### Aim of the exercise
The answer must be one number: how many lines in the records below contain the string "usually".

### Entries from a page text dataset
**********
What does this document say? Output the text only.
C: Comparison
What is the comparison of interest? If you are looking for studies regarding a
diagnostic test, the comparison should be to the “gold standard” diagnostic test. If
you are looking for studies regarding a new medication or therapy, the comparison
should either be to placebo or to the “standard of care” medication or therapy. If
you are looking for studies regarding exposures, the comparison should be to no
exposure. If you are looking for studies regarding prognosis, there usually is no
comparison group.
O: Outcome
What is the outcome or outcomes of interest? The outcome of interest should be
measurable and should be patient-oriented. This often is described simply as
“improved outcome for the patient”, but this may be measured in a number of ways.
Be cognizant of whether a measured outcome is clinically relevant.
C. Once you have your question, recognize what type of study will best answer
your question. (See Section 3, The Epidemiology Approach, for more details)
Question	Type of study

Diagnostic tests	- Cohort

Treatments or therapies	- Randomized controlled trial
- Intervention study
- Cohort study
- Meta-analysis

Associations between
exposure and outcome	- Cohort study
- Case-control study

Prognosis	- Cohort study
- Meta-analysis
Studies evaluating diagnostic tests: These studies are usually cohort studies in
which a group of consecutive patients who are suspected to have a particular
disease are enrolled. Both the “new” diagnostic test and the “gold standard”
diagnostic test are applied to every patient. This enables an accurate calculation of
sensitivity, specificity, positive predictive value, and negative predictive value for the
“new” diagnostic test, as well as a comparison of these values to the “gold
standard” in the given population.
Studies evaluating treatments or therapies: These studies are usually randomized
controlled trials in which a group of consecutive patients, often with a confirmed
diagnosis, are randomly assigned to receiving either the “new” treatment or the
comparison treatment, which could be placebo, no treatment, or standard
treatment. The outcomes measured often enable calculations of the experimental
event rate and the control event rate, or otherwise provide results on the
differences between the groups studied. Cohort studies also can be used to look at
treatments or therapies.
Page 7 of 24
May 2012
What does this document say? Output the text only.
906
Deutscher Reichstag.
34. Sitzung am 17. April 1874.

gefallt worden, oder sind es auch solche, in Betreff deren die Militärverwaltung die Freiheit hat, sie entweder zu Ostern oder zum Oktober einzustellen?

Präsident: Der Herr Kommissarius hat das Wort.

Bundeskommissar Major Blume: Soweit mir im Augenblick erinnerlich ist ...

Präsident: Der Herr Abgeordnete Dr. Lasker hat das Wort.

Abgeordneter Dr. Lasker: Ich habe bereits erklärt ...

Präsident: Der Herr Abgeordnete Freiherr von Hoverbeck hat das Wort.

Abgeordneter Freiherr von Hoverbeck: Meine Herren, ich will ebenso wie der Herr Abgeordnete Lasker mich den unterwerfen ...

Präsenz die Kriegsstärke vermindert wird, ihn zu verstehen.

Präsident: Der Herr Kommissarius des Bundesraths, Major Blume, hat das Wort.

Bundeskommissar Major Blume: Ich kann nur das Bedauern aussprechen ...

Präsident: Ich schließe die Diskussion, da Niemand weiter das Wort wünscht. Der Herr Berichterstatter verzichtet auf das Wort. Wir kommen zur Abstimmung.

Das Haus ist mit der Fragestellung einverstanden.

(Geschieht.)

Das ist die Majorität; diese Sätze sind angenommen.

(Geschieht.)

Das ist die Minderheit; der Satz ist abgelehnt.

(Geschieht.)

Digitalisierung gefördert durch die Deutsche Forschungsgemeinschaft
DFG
**********
### Solution
3